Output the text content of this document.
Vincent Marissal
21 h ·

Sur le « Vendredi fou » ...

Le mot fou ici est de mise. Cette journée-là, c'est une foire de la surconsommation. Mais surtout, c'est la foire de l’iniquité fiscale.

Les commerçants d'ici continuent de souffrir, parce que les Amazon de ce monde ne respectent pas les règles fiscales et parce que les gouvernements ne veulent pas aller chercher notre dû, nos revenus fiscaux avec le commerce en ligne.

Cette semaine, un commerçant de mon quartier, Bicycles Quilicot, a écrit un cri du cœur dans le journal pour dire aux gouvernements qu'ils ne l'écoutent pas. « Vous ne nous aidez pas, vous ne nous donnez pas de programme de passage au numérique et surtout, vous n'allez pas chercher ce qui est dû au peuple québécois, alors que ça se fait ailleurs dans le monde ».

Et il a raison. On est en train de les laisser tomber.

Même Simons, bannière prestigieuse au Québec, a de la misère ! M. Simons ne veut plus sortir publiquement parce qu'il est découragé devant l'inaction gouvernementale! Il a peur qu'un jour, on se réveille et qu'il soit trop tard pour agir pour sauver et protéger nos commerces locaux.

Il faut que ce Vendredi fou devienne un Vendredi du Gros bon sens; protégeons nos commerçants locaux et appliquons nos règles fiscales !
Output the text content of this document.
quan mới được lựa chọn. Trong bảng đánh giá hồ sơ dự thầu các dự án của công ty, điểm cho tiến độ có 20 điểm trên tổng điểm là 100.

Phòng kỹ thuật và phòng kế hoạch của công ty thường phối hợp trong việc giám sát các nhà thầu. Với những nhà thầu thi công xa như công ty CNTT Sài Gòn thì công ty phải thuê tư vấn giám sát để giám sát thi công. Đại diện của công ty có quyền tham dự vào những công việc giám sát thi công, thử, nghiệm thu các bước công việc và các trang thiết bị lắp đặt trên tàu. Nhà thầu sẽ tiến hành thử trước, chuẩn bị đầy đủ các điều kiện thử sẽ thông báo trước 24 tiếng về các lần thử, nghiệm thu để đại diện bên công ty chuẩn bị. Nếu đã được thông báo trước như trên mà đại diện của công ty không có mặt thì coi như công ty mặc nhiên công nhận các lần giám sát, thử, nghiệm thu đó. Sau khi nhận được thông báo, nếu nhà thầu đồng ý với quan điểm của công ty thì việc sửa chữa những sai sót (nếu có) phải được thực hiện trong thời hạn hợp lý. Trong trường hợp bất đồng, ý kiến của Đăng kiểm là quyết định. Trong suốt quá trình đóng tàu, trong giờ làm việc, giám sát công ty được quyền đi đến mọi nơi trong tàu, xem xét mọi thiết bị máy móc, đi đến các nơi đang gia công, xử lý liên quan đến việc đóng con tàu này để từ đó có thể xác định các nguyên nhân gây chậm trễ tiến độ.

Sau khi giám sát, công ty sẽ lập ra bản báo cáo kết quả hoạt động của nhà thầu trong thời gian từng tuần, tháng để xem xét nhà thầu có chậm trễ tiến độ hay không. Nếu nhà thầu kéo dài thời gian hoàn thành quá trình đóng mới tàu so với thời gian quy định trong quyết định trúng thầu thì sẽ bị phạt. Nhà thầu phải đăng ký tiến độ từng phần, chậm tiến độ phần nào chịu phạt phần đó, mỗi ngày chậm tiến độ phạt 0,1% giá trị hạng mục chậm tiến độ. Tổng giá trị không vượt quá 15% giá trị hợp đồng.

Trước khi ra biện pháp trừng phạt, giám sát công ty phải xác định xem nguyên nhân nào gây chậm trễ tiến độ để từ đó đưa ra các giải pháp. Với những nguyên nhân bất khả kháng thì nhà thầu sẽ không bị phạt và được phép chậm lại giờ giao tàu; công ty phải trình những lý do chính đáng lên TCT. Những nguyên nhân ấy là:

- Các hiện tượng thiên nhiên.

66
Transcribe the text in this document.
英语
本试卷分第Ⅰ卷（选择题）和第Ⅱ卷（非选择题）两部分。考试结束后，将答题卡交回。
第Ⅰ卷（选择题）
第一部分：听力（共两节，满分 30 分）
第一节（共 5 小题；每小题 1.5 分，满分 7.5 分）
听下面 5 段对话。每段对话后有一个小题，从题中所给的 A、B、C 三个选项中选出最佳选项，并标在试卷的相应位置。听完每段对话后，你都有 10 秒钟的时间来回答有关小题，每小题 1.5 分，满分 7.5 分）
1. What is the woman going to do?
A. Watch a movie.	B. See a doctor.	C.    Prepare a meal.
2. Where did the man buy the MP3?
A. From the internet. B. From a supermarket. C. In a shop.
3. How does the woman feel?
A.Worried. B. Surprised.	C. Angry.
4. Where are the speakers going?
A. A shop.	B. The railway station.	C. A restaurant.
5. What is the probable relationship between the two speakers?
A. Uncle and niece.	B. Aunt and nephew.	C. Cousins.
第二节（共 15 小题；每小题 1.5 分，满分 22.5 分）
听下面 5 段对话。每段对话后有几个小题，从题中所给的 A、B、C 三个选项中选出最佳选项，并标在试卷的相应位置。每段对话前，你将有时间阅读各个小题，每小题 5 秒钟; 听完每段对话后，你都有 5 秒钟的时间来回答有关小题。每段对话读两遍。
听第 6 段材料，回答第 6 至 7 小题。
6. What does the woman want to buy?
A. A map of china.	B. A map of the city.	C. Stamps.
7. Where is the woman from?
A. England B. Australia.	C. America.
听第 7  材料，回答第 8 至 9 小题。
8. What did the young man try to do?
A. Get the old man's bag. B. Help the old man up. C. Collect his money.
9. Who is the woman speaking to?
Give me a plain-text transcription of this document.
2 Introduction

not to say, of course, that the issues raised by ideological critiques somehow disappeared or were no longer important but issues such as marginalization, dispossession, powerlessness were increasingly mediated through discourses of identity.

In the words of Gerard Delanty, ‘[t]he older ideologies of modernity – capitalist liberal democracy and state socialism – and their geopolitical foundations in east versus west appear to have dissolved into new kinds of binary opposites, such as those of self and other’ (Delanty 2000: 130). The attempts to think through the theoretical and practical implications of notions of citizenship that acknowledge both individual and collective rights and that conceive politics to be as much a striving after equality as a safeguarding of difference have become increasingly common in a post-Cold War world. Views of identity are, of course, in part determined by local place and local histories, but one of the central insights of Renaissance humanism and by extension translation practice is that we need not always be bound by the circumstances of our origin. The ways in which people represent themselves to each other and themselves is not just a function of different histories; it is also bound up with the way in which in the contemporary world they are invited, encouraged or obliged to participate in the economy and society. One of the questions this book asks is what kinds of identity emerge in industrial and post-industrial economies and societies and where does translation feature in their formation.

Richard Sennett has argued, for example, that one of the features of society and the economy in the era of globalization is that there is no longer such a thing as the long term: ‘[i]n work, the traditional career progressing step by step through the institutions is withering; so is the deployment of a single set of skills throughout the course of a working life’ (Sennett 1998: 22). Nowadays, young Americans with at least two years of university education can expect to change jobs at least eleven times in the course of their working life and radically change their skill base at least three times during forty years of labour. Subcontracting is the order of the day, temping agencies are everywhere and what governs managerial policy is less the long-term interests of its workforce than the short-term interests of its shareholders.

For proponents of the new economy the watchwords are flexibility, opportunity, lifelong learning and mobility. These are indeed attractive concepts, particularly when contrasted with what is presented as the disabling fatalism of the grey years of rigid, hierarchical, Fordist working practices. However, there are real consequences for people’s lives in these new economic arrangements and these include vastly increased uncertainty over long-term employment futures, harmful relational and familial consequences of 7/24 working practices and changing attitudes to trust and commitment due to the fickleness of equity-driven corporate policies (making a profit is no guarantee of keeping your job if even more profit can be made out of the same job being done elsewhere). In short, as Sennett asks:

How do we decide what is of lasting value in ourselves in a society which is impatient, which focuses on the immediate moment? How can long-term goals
========================================================================
# TO DO
In the entries above, identify each line that includes the string "text", then copy it.

# COMPLETE OUTPUT
Output the text content of this document.
Output the text content of this document.
Transcribe the text in this document.
Give me a plain-text transcription of this document.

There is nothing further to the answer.